===== Data for processing
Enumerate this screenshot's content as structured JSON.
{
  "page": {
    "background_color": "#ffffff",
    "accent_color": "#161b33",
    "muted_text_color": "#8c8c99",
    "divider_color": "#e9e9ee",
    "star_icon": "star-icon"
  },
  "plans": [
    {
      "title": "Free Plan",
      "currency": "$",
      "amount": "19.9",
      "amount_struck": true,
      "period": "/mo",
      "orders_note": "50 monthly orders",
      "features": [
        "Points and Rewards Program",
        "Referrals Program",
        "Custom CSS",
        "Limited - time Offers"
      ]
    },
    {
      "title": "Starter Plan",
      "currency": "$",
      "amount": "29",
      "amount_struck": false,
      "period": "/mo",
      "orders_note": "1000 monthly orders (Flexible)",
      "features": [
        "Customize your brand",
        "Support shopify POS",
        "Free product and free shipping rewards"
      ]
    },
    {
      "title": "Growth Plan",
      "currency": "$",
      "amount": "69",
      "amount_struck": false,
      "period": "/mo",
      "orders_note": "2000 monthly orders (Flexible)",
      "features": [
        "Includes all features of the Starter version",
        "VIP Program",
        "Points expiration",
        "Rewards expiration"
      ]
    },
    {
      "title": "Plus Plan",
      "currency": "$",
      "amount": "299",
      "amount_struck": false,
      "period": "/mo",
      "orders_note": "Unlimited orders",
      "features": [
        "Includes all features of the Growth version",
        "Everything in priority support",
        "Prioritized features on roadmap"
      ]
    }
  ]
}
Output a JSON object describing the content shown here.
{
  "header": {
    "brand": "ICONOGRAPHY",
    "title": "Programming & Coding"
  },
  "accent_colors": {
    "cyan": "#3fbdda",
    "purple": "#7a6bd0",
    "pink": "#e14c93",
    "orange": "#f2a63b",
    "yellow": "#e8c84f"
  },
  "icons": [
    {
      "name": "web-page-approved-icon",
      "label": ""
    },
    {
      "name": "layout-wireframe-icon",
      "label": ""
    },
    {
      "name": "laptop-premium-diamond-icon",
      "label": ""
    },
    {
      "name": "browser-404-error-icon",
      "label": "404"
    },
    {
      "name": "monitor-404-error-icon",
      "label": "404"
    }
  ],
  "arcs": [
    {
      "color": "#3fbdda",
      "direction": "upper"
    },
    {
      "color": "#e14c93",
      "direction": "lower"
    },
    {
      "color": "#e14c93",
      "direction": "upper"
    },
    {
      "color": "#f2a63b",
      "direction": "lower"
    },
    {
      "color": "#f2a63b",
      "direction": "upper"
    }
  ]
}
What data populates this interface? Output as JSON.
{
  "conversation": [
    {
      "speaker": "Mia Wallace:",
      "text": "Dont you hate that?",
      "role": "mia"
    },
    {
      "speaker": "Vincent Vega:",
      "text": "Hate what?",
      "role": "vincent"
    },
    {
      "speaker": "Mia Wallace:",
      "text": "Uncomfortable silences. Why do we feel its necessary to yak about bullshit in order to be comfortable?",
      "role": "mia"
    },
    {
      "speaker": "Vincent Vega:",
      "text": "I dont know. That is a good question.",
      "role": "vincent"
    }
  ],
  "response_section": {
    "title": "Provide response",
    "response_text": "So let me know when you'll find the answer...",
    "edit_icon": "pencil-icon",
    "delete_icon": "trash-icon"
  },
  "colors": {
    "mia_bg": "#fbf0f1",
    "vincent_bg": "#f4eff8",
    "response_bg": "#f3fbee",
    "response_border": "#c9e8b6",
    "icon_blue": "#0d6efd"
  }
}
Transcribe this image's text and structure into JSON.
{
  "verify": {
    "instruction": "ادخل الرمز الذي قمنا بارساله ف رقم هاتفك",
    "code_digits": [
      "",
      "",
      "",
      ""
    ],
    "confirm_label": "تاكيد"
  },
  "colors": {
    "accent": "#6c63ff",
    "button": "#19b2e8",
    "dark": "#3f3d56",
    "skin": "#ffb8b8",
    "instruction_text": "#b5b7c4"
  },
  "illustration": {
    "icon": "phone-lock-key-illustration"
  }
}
==========
Instructions to follow
Reproduce the full listing word for word.

Written response
Enumerate this screenshot's content as structured JSON.
{
  "page": {
    "background_color": "#ffffff",
    "accent_color": "#161b33",
    "muted_text_color": "#8c8c99",
    "divider_color": "#e9e9ee",
    "star_icon": "star-icon"
  },
  "plans": [
    {
      "title": "Free Plan",
      "currency": "$",
      "amount": "19.9",
      "amount_struck": true,
      "period": "/mo",
      "orders_note": "50 monthly orders",
      "features": [
        "Points and Rewards Program",
        "Referrals Program",
        "Custom CSS",
        "Limited - time Offers"
      ]
    },
    {
      "title": "Starter Plan",
      "currency": "$",
      "amount": "29",
      "amount_struck": false,
      "period": "/mo",
      "orders_note": "1000 monthly orders (Flexible)",
      "features": [
        "Customize your brand",
        "Support shopify POS",
        "Free product and free shipping rewards"
      ]
    },
    {
      "title": "Growth Plan",
      "currency": "$",
      "amount": "69",
      "amount_struck": false,
      "period": "/mo",
      "orders_note": "2000 monthly orders (Flexible)",
      "features": [
        "Includes all features of the Starter version",
        "VIP Program",
        "Points expiration",
        "Rewards expiration"
      ]
    },
    {
      "title": "Plus Plan",
      "currency": "$",
      "amount": "299",
      "amount_struck": false,
      "period": "/mo",
      "orders_note": "Unlimited orders",
      "features": [
        "Includes all features of the Growth version",
        "Everything in priority support",
        "Prioritized features on roadmap"
      ]
    }
  ]
}
Output a JSON object describing the content shown here.
{
  "header": {
    "brand": "ICONOGRAPHY",
    "title": "Programming & Coding"
  },
  "accent_colors": {
    "cyan": "#3fbdda",
    "purple": "#7a6bd0",
    "pink": "#e14c93",
    "orange": "#f2a63b",
    "yellow": "#e8c84f"
  },
  "icons": [
    {
      "name": "web-page-approved-icon",
      "label": ""
    },
    {
      "name": "layout-wireframe-icon",
      "label": ""
    },
    {
      "name": "laptop-premium-diamond-icon",
      "label": ""
    },
    {
      "name": "browser-404-error-icon",
      "label": "404"
    },
    {
      "name": "monitor-404-error-icon",
      "label": "404"
    }
  ],
  "arcs": [
    {
      "color": "#3fbdda",
      "direction": "upper"
    },
    {
      "color": "#e14c93",
      "direction": "lower"
    },
    {
      "color": "#e14c93",
      "direction": "upper"
    },
    {
      "color": "#f2a63b",
      "direction": "lower"
    },
    {
      "color": "#f2a63b",
      "direction": "upper"
    }
  ]
}
What data populates this interface? Output as JSON.
{
  "conversation": [
    {
      "speaker": "Mia Wallace:",
      "text": "Dont you hate that?",
      "role": "mia"
    },
    {
      "speaker": "Vincent Vega:",
      "text": "Hate what?",
      "role": "vincent"
    },
    {
      "speaker": "Mia Wallace:",
      "text": "Uncomfortable silences. Why do we feel its necessary to yak about bullshit in order to be comfortable?",
      "role": "mia"
    },
    {
      "speaker": "Vincent Vega:",
      "text": "I dont know. That is a good question.",
      "role": "vincent"
    }
  ],
  "response_section": {
    "title": "Provide response",
    "response_text": "So let me know when you'll find the answer...",
    "edit_icon": "pencil-icon",
    "delete_icon": "trash-icon"
  },
  "colors": {
    "mia_bg": "#fbf0f1",
    "vincent_bg": "#f4eff8",
    "response_bg": "#f3fbee",
    "response_border": "#c9e8b6",
    "icon_blue": "#0d6efd"
  }
}
Transcribe this image's text and structure into JSON.
{
  "verify": {
    "instruction": "ادخل الرمز الذي قمنا بارساله ف رقم هاتفك",
    "code_digits": [
      "",
      "",
      "",
      ""
    ],
    "confirm_label": "تاكيد"
  },
  "colors": {
    "accent": "#6c63ff",
    "button": "#19b2e8",
    "dark": "#3f3d56",
    "skin": "#ffb8b8",
    "instruction_text": "#b5b7c4"
  },
  "illustration": {
    "icon": "phone-lock-key-illustration"
  }
}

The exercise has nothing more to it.